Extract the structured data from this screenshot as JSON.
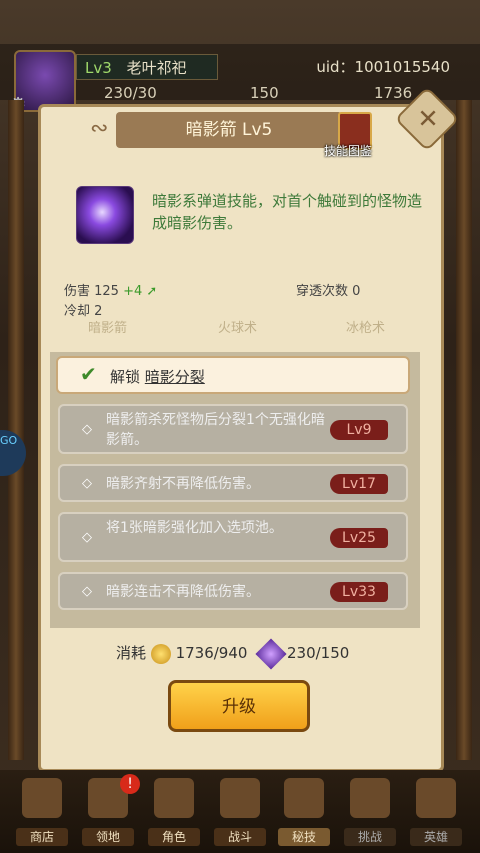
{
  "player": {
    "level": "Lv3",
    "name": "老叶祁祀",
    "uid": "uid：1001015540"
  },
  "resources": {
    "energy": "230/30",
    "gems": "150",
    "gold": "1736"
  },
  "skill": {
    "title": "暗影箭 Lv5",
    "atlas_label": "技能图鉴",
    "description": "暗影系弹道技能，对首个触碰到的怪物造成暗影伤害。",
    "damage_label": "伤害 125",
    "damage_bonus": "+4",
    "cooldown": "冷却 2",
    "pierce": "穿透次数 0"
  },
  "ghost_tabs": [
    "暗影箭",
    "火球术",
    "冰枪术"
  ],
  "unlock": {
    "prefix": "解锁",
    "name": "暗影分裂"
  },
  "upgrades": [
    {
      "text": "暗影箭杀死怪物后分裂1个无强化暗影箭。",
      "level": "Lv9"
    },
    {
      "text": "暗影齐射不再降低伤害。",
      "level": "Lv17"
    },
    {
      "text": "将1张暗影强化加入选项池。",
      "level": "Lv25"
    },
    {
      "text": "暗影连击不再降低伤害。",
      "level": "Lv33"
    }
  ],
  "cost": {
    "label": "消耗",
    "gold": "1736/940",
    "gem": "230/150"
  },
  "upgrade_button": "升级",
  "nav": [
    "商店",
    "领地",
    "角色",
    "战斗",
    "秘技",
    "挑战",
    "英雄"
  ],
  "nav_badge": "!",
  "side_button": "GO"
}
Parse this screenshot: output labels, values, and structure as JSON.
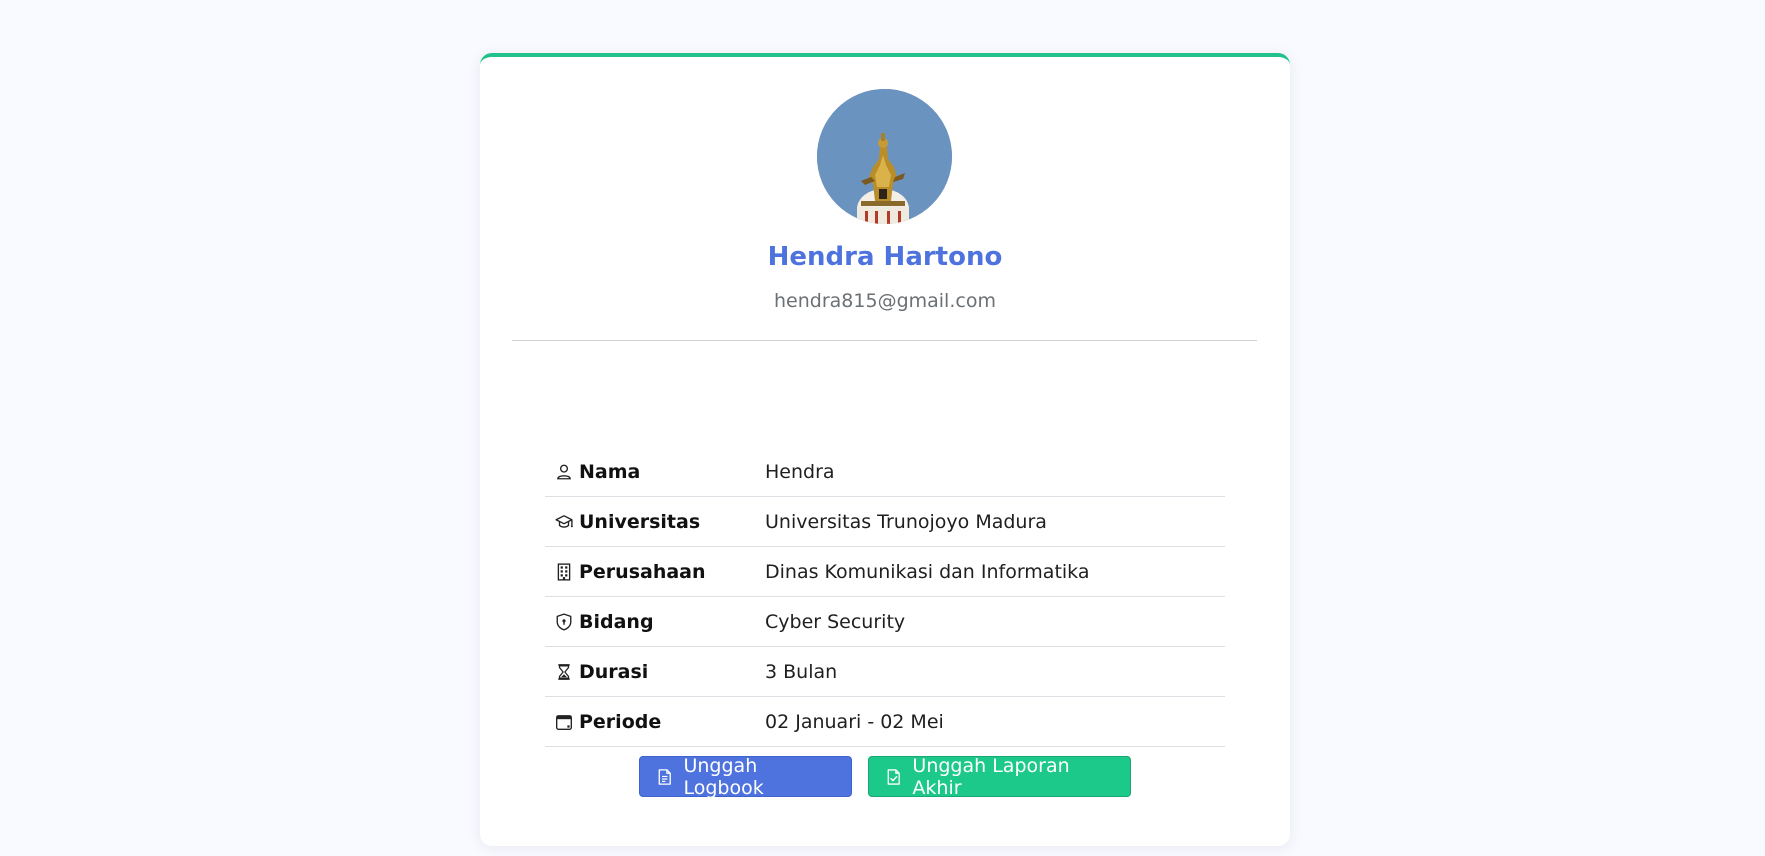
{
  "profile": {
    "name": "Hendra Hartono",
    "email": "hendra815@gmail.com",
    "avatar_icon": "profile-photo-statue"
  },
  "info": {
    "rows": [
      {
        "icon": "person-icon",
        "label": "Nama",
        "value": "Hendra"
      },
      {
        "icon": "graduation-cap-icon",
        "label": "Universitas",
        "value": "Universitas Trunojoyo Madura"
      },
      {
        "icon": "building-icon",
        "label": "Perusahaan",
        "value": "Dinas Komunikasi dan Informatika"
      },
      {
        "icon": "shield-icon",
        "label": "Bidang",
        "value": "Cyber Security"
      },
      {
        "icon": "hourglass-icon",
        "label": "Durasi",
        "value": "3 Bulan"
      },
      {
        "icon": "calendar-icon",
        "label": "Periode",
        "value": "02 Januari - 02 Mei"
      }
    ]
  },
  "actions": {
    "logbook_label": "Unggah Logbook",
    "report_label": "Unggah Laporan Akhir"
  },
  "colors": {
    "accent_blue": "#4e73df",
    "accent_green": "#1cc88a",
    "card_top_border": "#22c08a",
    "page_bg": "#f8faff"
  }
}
* * *
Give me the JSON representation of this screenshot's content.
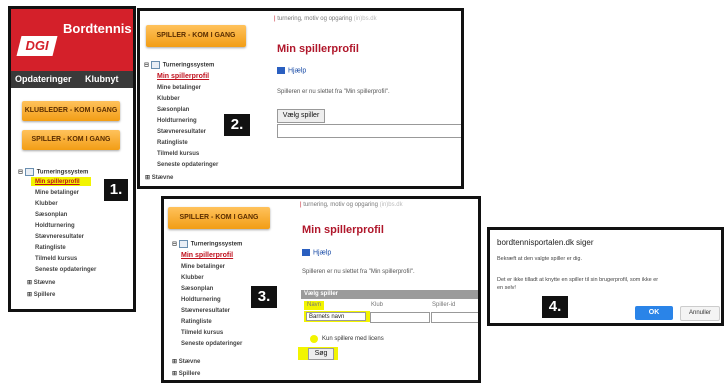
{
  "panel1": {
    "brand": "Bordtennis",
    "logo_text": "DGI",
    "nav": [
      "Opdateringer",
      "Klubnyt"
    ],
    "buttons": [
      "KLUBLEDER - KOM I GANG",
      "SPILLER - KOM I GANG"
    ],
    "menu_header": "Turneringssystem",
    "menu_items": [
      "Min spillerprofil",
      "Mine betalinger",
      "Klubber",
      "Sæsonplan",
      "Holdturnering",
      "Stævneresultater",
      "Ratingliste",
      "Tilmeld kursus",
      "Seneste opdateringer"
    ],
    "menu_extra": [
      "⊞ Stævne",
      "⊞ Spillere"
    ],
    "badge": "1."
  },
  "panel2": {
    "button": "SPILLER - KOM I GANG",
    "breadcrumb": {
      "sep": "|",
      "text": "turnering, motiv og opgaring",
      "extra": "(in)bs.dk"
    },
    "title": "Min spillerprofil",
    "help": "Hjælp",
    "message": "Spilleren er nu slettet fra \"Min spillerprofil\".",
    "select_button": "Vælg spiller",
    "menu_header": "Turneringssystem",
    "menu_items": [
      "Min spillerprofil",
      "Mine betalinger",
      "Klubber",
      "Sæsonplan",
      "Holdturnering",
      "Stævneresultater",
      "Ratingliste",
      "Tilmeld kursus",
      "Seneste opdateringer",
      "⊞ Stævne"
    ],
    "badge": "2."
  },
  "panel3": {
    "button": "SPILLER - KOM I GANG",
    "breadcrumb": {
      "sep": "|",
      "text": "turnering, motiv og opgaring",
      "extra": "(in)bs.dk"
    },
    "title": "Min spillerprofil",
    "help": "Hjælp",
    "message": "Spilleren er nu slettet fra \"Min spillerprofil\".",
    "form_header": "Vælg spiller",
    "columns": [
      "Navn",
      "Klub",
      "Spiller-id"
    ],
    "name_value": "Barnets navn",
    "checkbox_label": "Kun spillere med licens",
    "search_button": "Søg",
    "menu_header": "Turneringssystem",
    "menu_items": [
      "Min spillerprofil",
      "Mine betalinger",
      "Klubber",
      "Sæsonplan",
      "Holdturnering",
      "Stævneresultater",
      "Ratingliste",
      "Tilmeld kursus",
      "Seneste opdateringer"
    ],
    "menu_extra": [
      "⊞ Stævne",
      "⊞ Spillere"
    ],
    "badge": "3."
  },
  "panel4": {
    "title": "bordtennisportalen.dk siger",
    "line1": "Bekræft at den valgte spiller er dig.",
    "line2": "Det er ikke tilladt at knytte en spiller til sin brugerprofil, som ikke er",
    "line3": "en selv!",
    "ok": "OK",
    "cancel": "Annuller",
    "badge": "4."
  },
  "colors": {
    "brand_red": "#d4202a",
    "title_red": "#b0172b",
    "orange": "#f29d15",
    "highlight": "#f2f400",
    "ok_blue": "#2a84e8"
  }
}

▶ Problem details: All lines in the data that contain the word "Vælg" should be copied.

▶ Answer to this task:
    "select_button": "Vælg spiller",
    "form_header": "Vælg spiller",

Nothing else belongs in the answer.